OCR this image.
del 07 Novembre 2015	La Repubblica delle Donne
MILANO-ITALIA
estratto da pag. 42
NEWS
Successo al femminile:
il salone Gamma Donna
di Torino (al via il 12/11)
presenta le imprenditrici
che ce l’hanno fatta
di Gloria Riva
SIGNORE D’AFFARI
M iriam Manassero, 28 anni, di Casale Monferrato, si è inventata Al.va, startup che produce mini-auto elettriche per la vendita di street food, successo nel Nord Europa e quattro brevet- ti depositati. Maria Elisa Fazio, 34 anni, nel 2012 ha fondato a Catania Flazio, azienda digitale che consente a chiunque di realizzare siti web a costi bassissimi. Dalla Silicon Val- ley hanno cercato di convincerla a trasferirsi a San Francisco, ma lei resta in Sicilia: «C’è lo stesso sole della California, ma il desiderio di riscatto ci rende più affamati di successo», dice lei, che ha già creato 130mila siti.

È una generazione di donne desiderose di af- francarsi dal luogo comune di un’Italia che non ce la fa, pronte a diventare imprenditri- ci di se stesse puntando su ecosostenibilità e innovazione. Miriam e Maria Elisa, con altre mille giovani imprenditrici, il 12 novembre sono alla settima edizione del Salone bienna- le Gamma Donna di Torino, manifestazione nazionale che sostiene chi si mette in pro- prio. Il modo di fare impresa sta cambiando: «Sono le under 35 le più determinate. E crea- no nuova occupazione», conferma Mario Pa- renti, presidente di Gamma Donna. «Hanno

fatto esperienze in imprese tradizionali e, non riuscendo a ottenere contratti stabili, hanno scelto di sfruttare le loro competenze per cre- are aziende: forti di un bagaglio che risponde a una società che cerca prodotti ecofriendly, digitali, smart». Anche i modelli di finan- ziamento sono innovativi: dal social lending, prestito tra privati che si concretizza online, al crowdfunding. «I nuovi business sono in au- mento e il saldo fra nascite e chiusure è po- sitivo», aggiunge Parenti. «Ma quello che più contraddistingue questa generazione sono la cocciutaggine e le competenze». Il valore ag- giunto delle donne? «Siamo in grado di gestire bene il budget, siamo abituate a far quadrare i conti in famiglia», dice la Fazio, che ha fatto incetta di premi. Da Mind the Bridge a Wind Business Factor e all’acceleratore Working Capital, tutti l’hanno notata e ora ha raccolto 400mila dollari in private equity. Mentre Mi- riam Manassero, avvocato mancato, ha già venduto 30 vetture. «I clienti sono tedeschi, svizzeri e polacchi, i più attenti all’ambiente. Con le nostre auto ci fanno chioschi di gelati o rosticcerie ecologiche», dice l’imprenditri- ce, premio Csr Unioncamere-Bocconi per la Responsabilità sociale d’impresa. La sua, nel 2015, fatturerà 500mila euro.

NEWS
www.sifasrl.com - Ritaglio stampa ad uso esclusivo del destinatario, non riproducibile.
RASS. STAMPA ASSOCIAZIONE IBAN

+---+

EXERCISE BRIEF -> Would you reproduce all the entries exactly?

SOLUTION BELOW ->
OCR this image.
del 07 Novembre 2015	La Repubblica delle Donne
MILANO-ITALIA
estratto da pag. 42
NEWS
Successo al femminile:
il salone Gamma Donna
di Torino (al via il 12/11)
presenta le imprenditrici
che ce l’hanno fatta
di Gloria Riva
SIGNORE D’AFFARI
M iriam Manassero, 28 anni, di Casale Monferrato, si è inventata Al.va, startup che produce mini-auto elettriche per la vendita di street food, successo nel Nord Europa e quattro brevet- ti depositati. Maria Elisa Fazio, 34 anni, nel 2012 ha fondato a Catania Flazio, azienda digitale che consente a chiunque di realizzare siti web a costi bassissimi. Dalla Silicon Val- ley hanno cercato di convincerla a trasferirsi a San Francisco, ma lei resta in Sicilia: «C’è lo stesso sole della California, ma il desiderio di riscatto ci rende più affamati di successo», dice lei, che ha già creato 130mila siti.

È una generazione di donne desiderose di af- francarsi dal luogo comune di un’Italia che non ce la fa, pronte a diventare imprenditri- ci di se stesse puntando su ecosostenibilità e innovazione. Miriam e Maria Elisa, con altre mille giovani imprenditrici, il 12 novembre sono alla settima edizione del Salone bienna- le Gamma Donna di Torino, manifestazione nazionale che sostiene chi si mette in pro- prio. Il modo di fare impresa sta cambiando: «Sono le under 35 le più determinate. E crea- no nuova occupazione», conferma Mario Pa- renti, presidente di Gamma Donna. «Hanno

fatto esperienze in imprese tradizionali e, non riuscendo a ottenere contratti stabili, hanno scelto di sfruttare le loro competenze per cre- are aziende: forti di un bagaglio che risponde a una società che cerca prodotti ecofriendly, digitali, smart». Anche i modelli di finan- ziamento sono innovativi: dal social lending, prestito tra privati che si concretizza online, al crowdfunding. «I nuovi business sono in au- mento e il saldo fra nascite e chiusure è po- sitivo», aggiunge Parenti. «Ma quello che più contraddistingue questa generazione sono la cocciutaggine e le competenze». Il valore ag- giunto delle donne? «Siamo in grado di gestire bene il budget, siamo abituate a far quadrare i conti in famiglia», dice la Fazio, che ha fatto incetta di premi. Da Mind the Bridge a Wind Business Factor e all’acceleratore Working Capital, tutti l’hanno notata e ora ha raccolto 400mila dollari in private equity. Mentre Mi- riam Manassero, avvocato mancato, ha già venduto 30 vetture. «I clienti sono tedeschi, svizzeri e polacchi, i più attenti all’ambiente. Con le nostre auto ci fanno chioschi di gelati o rosticcerie ecologiche», dice l’imprenditri- ce, premio Csr Unioncamere-Bocconi per la Responsabilità sociale d’impresa. La sua, nel 2015, fatturerà 500mila euro.

NEWS
www.sifasrl.com - Ritaglio stampa ad uso esclusivo del destinatario, non riproducibile.
RASS. STAMPA ASSOCIAZIONE IBAN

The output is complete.